PROBLEM REQUIREMENTS → Will you give the material below again, every line exactly as it is?

SOURCE MATERIAL →
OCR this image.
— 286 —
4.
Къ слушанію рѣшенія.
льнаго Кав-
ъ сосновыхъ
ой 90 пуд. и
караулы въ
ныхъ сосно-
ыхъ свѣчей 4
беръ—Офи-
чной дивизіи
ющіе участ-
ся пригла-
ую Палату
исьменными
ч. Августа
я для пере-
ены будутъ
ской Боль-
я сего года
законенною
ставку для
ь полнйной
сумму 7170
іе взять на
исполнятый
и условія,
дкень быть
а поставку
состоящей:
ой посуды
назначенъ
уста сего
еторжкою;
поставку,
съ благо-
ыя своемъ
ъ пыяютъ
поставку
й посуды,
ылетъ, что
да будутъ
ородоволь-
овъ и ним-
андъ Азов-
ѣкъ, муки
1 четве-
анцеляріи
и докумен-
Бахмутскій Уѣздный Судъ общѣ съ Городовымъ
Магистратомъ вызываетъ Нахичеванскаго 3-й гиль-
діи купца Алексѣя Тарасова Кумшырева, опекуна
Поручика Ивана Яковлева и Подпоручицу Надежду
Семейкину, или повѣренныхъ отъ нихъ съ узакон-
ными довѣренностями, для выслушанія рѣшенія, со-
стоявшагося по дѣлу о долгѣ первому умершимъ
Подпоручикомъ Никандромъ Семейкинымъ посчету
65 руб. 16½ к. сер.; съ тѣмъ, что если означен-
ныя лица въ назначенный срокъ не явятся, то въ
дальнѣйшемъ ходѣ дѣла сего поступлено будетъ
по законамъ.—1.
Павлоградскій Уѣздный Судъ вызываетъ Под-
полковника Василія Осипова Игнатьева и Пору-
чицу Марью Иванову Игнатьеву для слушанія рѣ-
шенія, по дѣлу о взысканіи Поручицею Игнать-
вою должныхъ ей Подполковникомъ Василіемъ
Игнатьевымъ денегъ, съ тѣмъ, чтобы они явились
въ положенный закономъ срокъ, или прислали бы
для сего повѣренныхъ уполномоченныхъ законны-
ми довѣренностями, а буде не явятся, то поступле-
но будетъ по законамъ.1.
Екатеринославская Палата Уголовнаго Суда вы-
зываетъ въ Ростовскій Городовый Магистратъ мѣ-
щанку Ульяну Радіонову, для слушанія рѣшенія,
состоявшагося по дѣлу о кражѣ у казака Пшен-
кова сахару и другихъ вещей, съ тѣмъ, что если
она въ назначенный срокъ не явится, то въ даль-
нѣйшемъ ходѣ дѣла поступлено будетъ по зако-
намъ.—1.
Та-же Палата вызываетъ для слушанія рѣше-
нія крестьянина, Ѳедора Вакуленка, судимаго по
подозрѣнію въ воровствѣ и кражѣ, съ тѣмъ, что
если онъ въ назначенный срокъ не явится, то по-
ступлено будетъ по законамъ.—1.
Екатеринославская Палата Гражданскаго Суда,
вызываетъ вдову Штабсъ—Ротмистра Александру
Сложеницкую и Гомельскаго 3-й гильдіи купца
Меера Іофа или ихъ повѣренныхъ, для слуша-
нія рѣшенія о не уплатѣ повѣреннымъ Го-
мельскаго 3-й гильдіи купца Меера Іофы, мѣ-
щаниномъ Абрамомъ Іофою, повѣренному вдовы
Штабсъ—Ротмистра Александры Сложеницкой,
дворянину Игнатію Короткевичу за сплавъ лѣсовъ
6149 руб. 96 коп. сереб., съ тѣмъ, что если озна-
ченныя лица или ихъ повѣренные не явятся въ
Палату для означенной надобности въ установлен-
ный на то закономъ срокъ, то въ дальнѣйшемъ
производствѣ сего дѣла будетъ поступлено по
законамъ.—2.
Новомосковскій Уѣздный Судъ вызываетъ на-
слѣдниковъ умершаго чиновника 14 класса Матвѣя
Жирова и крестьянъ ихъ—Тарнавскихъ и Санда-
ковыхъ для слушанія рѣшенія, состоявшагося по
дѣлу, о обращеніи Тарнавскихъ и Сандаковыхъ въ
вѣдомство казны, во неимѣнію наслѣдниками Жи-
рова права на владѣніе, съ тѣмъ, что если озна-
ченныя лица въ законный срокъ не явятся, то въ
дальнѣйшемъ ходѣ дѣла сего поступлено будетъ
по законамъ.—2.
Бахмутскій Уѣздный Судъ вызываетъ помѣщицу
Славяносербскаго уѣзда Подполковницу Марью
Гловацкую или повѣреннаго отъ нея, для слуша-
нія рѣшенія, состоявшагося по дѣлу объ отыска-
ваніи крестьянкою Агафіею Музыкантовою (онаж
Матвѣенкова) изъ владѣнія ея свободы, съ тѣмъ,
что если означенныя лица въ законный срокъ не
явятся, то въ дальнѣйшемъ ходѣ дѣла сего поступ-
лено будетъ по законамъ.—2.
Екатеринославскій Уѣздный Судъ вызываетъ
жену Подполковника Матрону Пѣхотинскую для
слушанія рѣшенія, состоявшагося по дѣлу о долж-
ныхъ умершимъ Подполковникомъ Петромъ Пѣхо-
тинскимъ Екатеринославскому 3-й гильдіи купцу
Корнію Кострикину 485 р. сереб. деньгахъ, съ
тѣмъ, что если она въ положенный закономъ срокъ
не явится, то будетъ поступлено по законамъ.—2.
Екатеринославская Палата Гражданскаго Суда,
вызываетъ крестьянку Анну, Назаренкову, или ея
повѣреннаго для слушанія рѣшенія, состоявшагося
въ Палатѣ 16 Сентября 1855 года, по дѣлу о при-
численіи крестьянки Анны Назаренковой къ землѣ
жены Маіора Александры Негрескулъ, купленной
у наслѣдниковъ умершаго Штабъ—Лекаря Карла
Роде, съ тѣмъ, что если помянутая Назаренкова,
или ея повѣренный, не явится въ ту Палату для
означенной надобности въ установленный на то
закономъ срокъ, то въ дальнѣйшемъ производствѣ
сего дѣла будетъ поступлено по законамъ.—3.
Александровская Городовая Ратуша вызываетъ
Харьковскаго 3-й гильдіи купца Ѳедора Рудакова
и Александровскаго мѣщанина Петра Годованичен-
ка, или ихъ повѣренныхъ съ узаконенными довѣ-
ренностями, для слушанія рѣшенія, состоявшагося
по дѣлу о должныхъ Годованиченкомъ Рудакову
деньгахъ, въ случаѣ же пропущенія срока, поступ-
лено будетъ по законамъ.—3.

SOLUTION FOR THIS EXERCISE →
OCR this image.
— 286 —
4.
Къ слушанію рѣшенія.
льнаго Кав-
ъ сосновыхъ
ой 90 пуд. и
караулы въ
ныхъ сосно-
ыхъ свѣчей 4
беръ—Офи-
чной дивизіи
ющіе участ-
ся пригла-
ую Палату
исьменными
ч. Августа
я для пере-
ены будутъ
ской Боль-
я сего года
законенною
ставку для
ь полнйной
сумму 7170
іе взять на
исполнятый
и условія,
дкень быть
а поставку
состоящей:
ой посуды
назначенъ
уста сего
еторжкою;
поставку,
съ благо-
ыя своемъ
ъ пыяютъ
поставку
й посуды,
ылетъ, что
да будутъ
ородоволь-
овъ и ним-
андъ Азов-
ѣкъ, муки
1 четве-
анцеляріи
и докумен-
Бахмутскій Уѣздный Судъ общѣ съ Городовымъ
Магистратомъ вызываетъ Нахичеванскаго 3-й гиль-
діи купца Алексѣя Тарасова Кумшырева, опекуна
Поручика Ивана Яковлева и Подпоручицу Надежду
Семейкину, или повѣренныхъ отъ нихъ съ узакон-
ными довѣренностями, для выслушанія рѣшенія, со-
стоявшагося по дѣлу о долгѣ первому умершимъ
Подпоручикомъ Никандромъ Семейкинымъ посчету
65 руб. 16½ к. сер.; съ тѣмъ, что если означен-
ныя лица въ назначенный срокъ не явятся, то въ
дальнѣйшемъ ходѣ дѣла сего поступлено будетъ
по законамъ.—1.
Павлоградскій Уѣздный Судъ вызываетъ Под-
полковника Василія Осипова Игнатьева и Пору-
чицу Марью Иванову Игнатьеву для слушанія рѣ-
шенія, по дѣлу о взысканіи Поручицею Игнать-
вою должныхъ ей Подполковникомъ Василіемъ
Игнатьевымъ денегъ, съ тѣмъ, чтобы они явились
въ положенный закономъ срокъ, или прислали бы
для сего повѣренныхъ уполномоченныхъ законны-
ми довѣренностями, а буде не явятся, то поступле-
но будетъ по законамъ.1.
Екатеринославская Палата Уголовнаго Суда вы-
зываетъ въ Ростовскій Городовый Магистратъ мѣ-
щанку Ульяну Радіонову, для слушанія рѣшенія,
состоявшагося по дѣлу о кражѣ у казака Пшен-
кова сахару и другихъ вещей, съ тѣмъ, что если
она въ назначенный срокъ не явится, то въ даль-
нѣйшемъ ходѣ дѣла поступлено будетъ по зако-
намъ.—1.
Та-же Палата вызываетъ для слушанія рѣше-
нія крестьянина, Ѳедора Вакуленка, судимаго по
подозрѣнію въ воровствѣ и кражѣ, съ тѣмъ, что
если онъ въ назначенный срокъ не явится, то по-
ступлено будетъ по законамъ.—1.
Екатеринославская Палата Гражданскаго Суда,
вызываетъ вдову Штабсъ—Ротмистра Александру
Сложеницкую и Гомельскаго 3-й гильдіи купца
Меера Іофа или ихъ повѣренныхъ, для слуша-
нія рѣшенія о не уплатѣ повѣреннымъ Го-
мельскаго 3-й гильдіи купца Меера Іофы, мѣ-
щаниномъ Абрамомъ Іофою, повѣренному вдовы
Штабсъ—Ротмистра Александры Сложеницкой,
дворянину Игнатію Короткевичу за сплавъ лѣсовъ
6149 руб. 96 коп. сереб., съ тѣмъ, что если озна-
ченныя лица или ихъ повѣренные не явятся въ
Палату для означенной надобности въ установлен-
ный на то закономъ срокъ, то въ дальнѣйшемъ
производствѣ сего дѣла будетъ поступлено по
законамъ.—2.
Новомосковскій Уѣздный Судъ вызываетъ на-
слѣдниковъ умершаго чиновника 14 класса Матвѣя
Жирова и крестьянъ ихъ—Тарнавскихъ и Санда-
ковыхъ для слушанія рѣшенія, состоявшагося по
дѣлу, о обращеніи Тарнавскихъ и Сандаковыхъ въ
вѣдомство казны, во неимѣнію наслѣдниками Жи-
рова права на владѣніе, съ тѣмъ, что если озна-
ченныя лица въ законный срокъ не явятся, то въ
дальнѣйшемъ ходѣ дѣла сего поступлено будетъ
по законамъ.—2.
Бахмутскій Уѣздный Судъ вызываетъ помѣщицу
Славяносербскаго уѣзда Подполковницу Марью
Гловацкую или повѣреннаго отъ нея, для слуша-
нія рѣшенія, состоявшагося по дѣлу объ отыска-
ваніи крестьянкою Агафіею Музыкантовою (онаж
Матвѣенкова) изъ владѣнія ея свободы, съ тѣмъ,
что если означенныя лица въ законный срокъ не
явятся, то въ дальнѣйшемъ ходѣ дѣла сего поступ-
лено будетъ по законамъ.—2.
Екатеринославскій Уѣздный Судъ вызываетъ
жену Подполковника Матрону Пѣхотинскую для
слушанія рѣшенія, состоявшагося по дѣлу о долж-
ныхъ умершимъ Подполковникомъ Петромъ Пѣхо-
тинскимъ Екатеринославскому 3-й гильдіи купцу
Корнію Кострикину 485 р. сереб. деньгахъ, съ
тѣмъ, что если она въ положенный закономъ срокъ
не явится, то будетъ поступлено по законамъ.—2.
Екатеринославская Палата Гражданскаго Суда,
вызываетъ крестьянку Анну, Назаренкову, или ея
повѣреннаго для слушанія рѣшенія, состоявшагося
въ Палатѣ 16 Сентября 1855 года, по дѣлу о при-
численіи крестьянки Анны Назаренковой къ землѣ
жены Маіора Александры Негрескулъ, купленной
у наслѣдниковъ умершаго Штабъ—Лекаря Карла
Роде, съ тѣмъ, что если помянутая Назаренкова,
или ея повѣренный, не явится въ ту Палату для
означенной надобности въ установленный на то
закономъ срокъ, то въ дальнѣйшемъ производствѣ
сего дѣла будетъ поступлено по законамъ.—3.
Александровская Городовая Ратуша вызываетъ
Харьковскаго 3-й гильдіи купца Ѳедора Рудакова
и Александровскаго мѣщанина Петра Годованичен-
ка, или ихъ повѣренныхъ съ узаконенными довѣ-
ренностями, для слушанія рѣшенія, состоявшагося
по дѣлу о должныхъ Годованиченкомъ Рудакову
деньгахъ, въ случаѣ же пропущенія срока, поступ-
лено будетъ по законамъ.—3.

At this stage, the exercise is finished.